++++ SUPPLIED DATA ++++
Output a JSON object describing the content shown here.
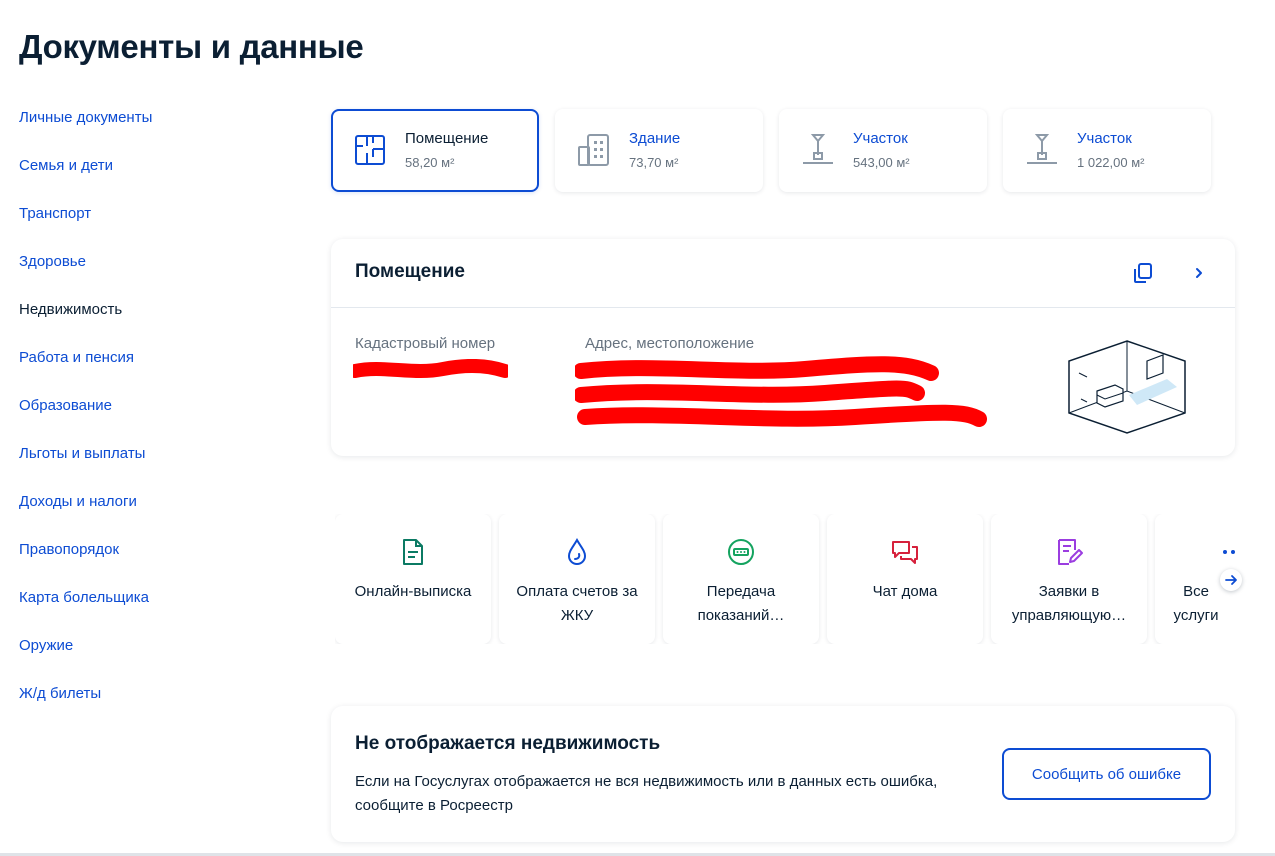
{
  "page_title": "Документы и данные",
  "sidebar": {
    "items": [
      {
        "label": "Личные документы"
      },
      {
        "label": "Семья и дети"
      },
      {
        "label": "Транспорт"
      },
      {
        "label": "Здоровье"
      },
      {
        "label": "Недвижимость",
        "active": true
      },
      {
        "label": "Работа и пенсия"
      },
      {
        "label": "Образование"
      },
      {
        "label": "Льготы и выплаты"
      },
      {
        "label": "Доходы и налоги"
      },
      {
        "label": "Правопорядок"
      },
      {
        "label": "Карта болельщика"
      },
      {
        "label": "Оружие"
      },
      {
        "label": "Ж/д билеты"
      }
    ]
  },
  "property_tiles": [
    {
      "name": "Помещение",
      "area": "58,20 м²",
      "icon": "room-plan-icon",
      "selected": true
    },
    {
      "name": "Здание",
      "area": "73,70 м²",
      "icon": "building-icon"
    },
    {
      "name": "Участок",
      "area": "543,00 м²",
      "icon": "land-plot-icon"
    },
    {
      "name": "Участок",
      "area": "1 022,00 м²",
      "icon": "land-plot-icon"
    }
  ],
  "detail_card": {
    "title": "Помещение",
    "cadastral_label": "Кадастровый номер",
    "address_label": "Адрес, местоположение",
    "copy_icon": "copy-icon",
    "open_icon": "chevron-right-icon"
  },
  "services": [
    {
      "label": "Онлайн-выписка",
      "icon": "document-icon",
      "color": "#0b7a63"
    },
    {
      "label": "Оплата счетов за ЖКУ",
      "icon": "water-drop-icon",
      "color": "#0d4cd3"
    },
    {
      "label": "Передача показаний…",
      "icon": "meter-icon",
      "color": "#14a35f"
    },
    {
      "label": "Чат дома",
      "icon": "chat-icon",
      "color": "#d6213c"
    },
    {
      "label": "Заявки в управляющую…",
      "icon": "request-edit-icon",
      "color": "#9b3de0"
    },
    {
      "label": "Все услуги",
      "icon": "more-dots-icon",
      "color": "#0d4cd3"
    }
  ],
  "notice": {
    "title": "Не отображается недвижимость",
    "text": "Если на Госуслугах отображается не вся недвижимость или в данных есть ошибка, сообщите в Росреестр",
    "button": "Сообщить об ошибке"
  },
  "colors": {
    "accent": "#0d4cd3",
    "text": "#0b1f33",
    "muted": "#66727f",
    "redaction": "#ff0000"
  }
}
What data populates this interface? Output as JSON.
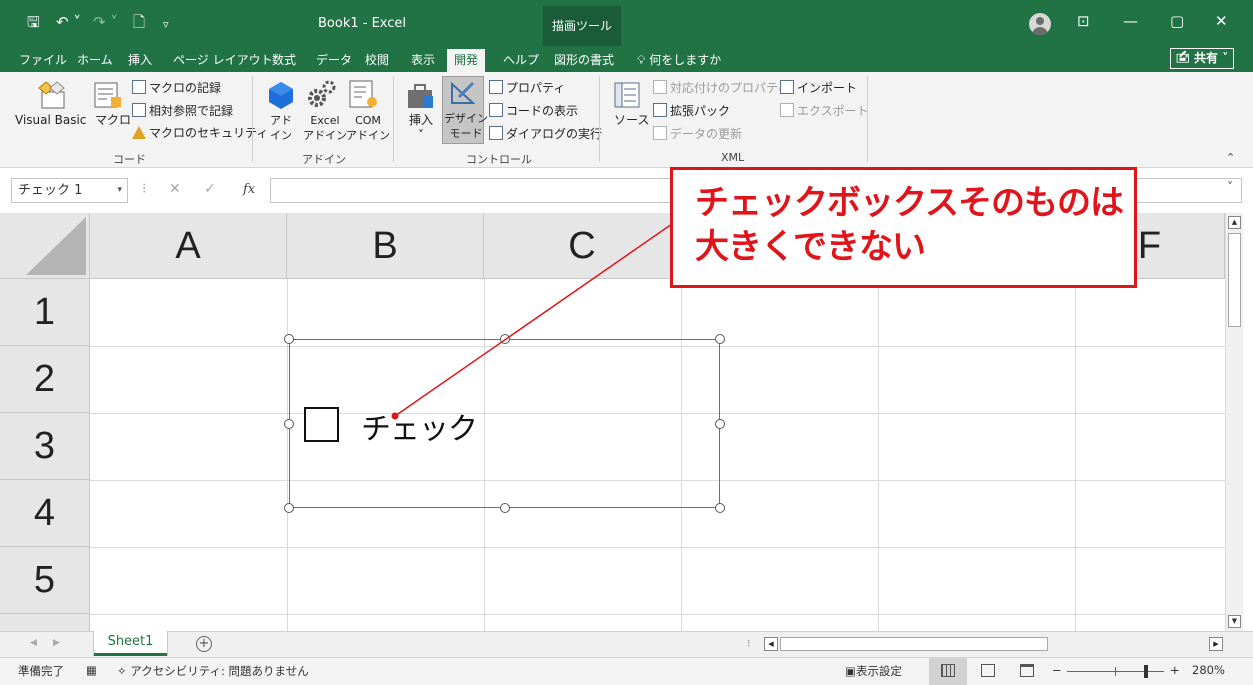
{
  "titlebar": {
    "title": "Book1  -  Excel",
    "context_tab": "描画ツール",
    "qa_save": "🖫",
    "qa_undo": "↶ ˅",
    "qa_redo": "↷ ˅",
    "qa_new": "🗋",
    "qa_more": "▿",
    "ribbon_display": "⊡",
    "minimize": "—",
    "restore": "▢",
    "close": "✕"
  },
  "tabs": [
    "ファイル",
    "ホーム",
    "挿入",
    "ページ レイアウト",
    "数式",
    "データ",
    "校閲",
    "表示",
    "開発",
    "ヘルプ",
    "図形の書式"
  ],
  "active_tab": "開発",
  "tell_me": "何をしますか",
  "tell_me_icon": "lightbulb-icon",
  "share": "🖆 共有 ˅",
  "ribbon": {
    "code": {
      "label": "コード",
      "visual_basic": "Visual Basic",
      "macro": "マクロ",
      "record_macro": "マクロの記録",
      "relative_ref": "相対参照で記録",
      "macro_security": "マクロのセキュリティ"
    },
    "addins": {
      "label": "アドイン",
      "addin_1": "アド",
      "addin_2": "イン",
      "excel_addin_1": "Excel",
      "excel_addin_2": "アドイン",
      "com_addin_1": "COM",
      "com_addin_2": "アドイン"
    },
    "controls": {
      "label": "コントロール",
      "insert": "挿入",
      "insert_arrow": "˅",
      "design_mode_1": "デザイン",
      "design_mode_2": "モード",
      "properties": "プロパティ",
      "view_code": "コードの表示",
      "run_dialog": "ダイアログの実行"
    },
    "xml": {
      "label": "XML",
      "source": "ソース",
      "map_properties": "対応付けのプロパティ",
      "expansion_packs": "拡張パック",
      "refresh_data": "データの更新",
      "import": "インポート",
      "export": "エクスポート"
    },
    "collapse": "⌃"
  },
  "formula_bar": {
    "name_box": "チェック 1",
    "name_box_arrow": "▾",
    "dots": "⁝",
    "cancel": "✕",
    "enter": "✓",
    "fx": "fx",
    "formula": "",
    "expand": "˅"
  },
  "grid": {
    "columns": [
      "A",
      "B",
      "C",
      "D",
      "E",
      "F"
    ],
    "rows": [
      "1",
      "2",
      "3",
      "4",
      "5"
    ]
  },
  "checkbox": {
    "label": "チェック",
    "checked": false
  },
  "callout": {
    "line1": "チェックボックスそのものは",
    "line2": "大きくできない",
    "color": "#e0141b"
  },
  "sheets": {
    "nav_prev": "◀",
    "nav_next": "▶",
    "tabs": [
      "Sheet1"
    ],
    "add": "+",
    "dots": "⁝",
    "scroll_left": "◀",
    "scroll_right": "▶"
  },
  "statusbar": {
    "status": "準備完了",
    "accessibility": "アクセシビリティ: 問題ありません",
    "display_settings": "表示設定",
    "zoom_minus": "−",
    "zoom_plus": "+",
    "zoom": "280%"
  },
  "colors": {
    "excel_green": "#217346",
    "ribbon_bg": "#f3f3f3",
    "header_bg": "#e6e6e6"
  }
}
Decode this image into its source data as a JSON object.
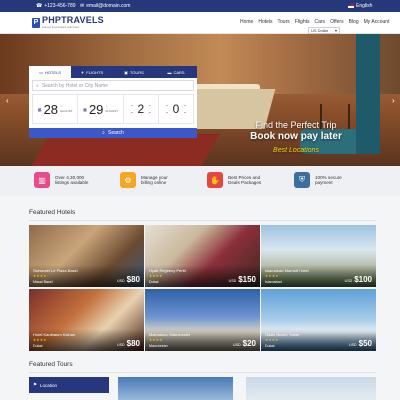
{
  "topbar": {
    "phone": "+123-456-789",
    "email": "email@domain.com",
    "language": "English"
  },
  "nav": {
    "logo_text": "PHPTRAVELS",
    "logo_sub": "travel business partner",
    "menu": [
      "Home",
      "Hotels",
      "Tours",
      "Flights",
      "Cars",
      "Offers",
      "Blog",
      "My Account"
    ],
    "currency": "US Dollar"
  },
  "hero": {
    "line1": "Find the Perfect Trip",
    "line2": "Book now pay later",
    "line3": "Best Locations"
  },
  "search": {
    "tabs": [
      "HOTELS",
      "FLIGHTS",
      "TOURS",
      "CARS"
    ],
    "placeholder": "Search by Hotel or City Name",
    "checkin_day": "28",
    "checkin_month": "AUGUST",
    "checkout_day": "29",
    "checkout_month": "AUGUST",
    "adults": "2",
    "children": "0",
    "button": "Search"
  },
  "features": [
    {
      "line1": "Over 4,30,000",
      "line2": "listings available",
      "color": "#e84b8a",
      "icon": "building-icon"
    },
    {
      "line1": "Manage your",
      "line2": "billing online",
      "color": "#f5a623",
      "icon": "billing-icon"
    },
    {
      "line1": "Best Prices and",
      "line2": "Deals Packages",
      "color": "#e5463f",
      "icon": "deals-icon"
    },
    {
      "line1": "100% secure",
      "line2": "payment",
      "color": "#3c6e9e",
      "icon": "shield-icon"
    }
  ],
  "featured_hotels_title": "Featured Hotels",
  "hotels": [
    {
      "name": "Swissotel Le Plaza Basel",
      "stars": "★★★★",
      "location": "Masai Basel",
      "currency": "USD",
      "price": "$80"
    },
    {
      "name": "Hyatt Regency Perth",
      "stars": "★★★★",
      "location": "Dubai",
      "currency": "USD",
      "price": "$150"
    },
    {
      "name": "Islamabad Marriott Hotel",
      "stars": "★★★★",
      "location": "Islamabad",
      "currency": "USD",
      "price": "$100"
    },
    {
      "name": "Hotel Kauthaum Kishan",
      "stars": "★★★★",
      "location": "Dubai",
      "currency": "USD",
      "price": "$80"
    },
    {
      "name": "Malmaison Manchester",
      "stars": "★★★★",
      "location": "Manchester",
      "currency": "USD",
      "price": "$20"
    },
    {
      "name": "Oasis Beach Tower",
      "stars": "★★★★",
      "location": "Dubai",
      "currency": "USD",
      "price": "$50"
    }
  ],
  "featured_tours_title": "Featured Tours",
  "tours_side_label": "Location"
}
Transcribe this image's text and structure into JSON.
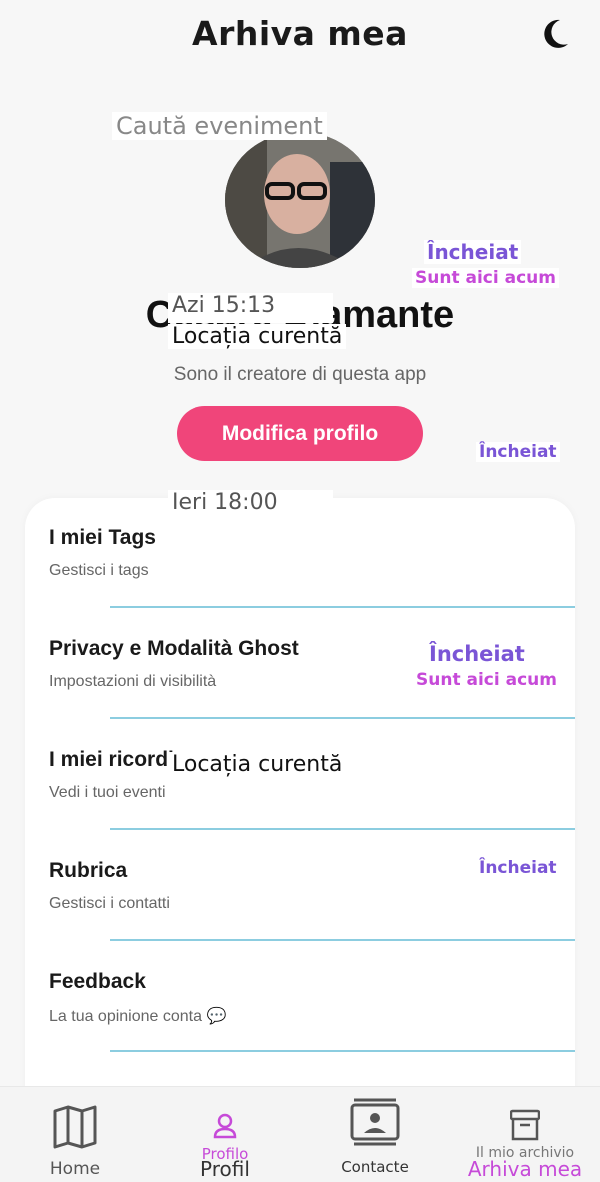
{
  "header": {
    "title": "Arhiva mea",
    "theme_icon": "moon-icon"
  },
  "search": {
    "placeholder": "Caută eveniment"
  },
  "profile": {
    "name": "Cesare Diamante",
    "bio": "Sono il creatore di questa app",
    "edit_label": "Modifica profilo",
    "avatar": "avatar-photo"
  },
  "overlays": {
    "time_today": "Azi 15:13",
    "location_current": "Locația curentă",
    "time_yesterday": "Ieri 18:00",
    "status_ended": "Încheiat",
    "here_now": "Sunt aici acum"
  },
  "menu": [
    {
      "title": "I miei Tags",
      "subtitle": "Gestisci i tags"
    },
    {
      "title": "Privacy e Modalità Ghost",
      "subtitle": "Impostazioni di visibilità"
    },
    {
      "title": "I miei ricordi",
      "subtitle": "Vedi i tuoi eventi"
    },
    {
      "title": "Rubrica",
      "subtitle": "Gestisci i contatti"
    },
    {
      "title": "Feedback",
      "subtitle": "La tua opinione conta 💬"
    }
  ],
  "nav": {
    "home": "Home",
    "profile": "Profilo",
    "profile_overlay": "Profil",
    "contacts": "Contacte",
    "archive": "Arhiva mea",
    "archive_under": "Il mio archivio"
  },
  "colors": {
    "accent": "#f0457a",
    "active_tab": "#c64ad8",
    "status": "#7a55d6",
    "divider": "#8ccde0"
  }
}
++++
=== WHAT THE TASK REQUIRES ===
Take each line containing the string "Gestisci" and copy it out.

=== THE SOLUTION ===
      "subtitle": "Gestisci i tags"
      "subtitle": "Gestisci i contatti"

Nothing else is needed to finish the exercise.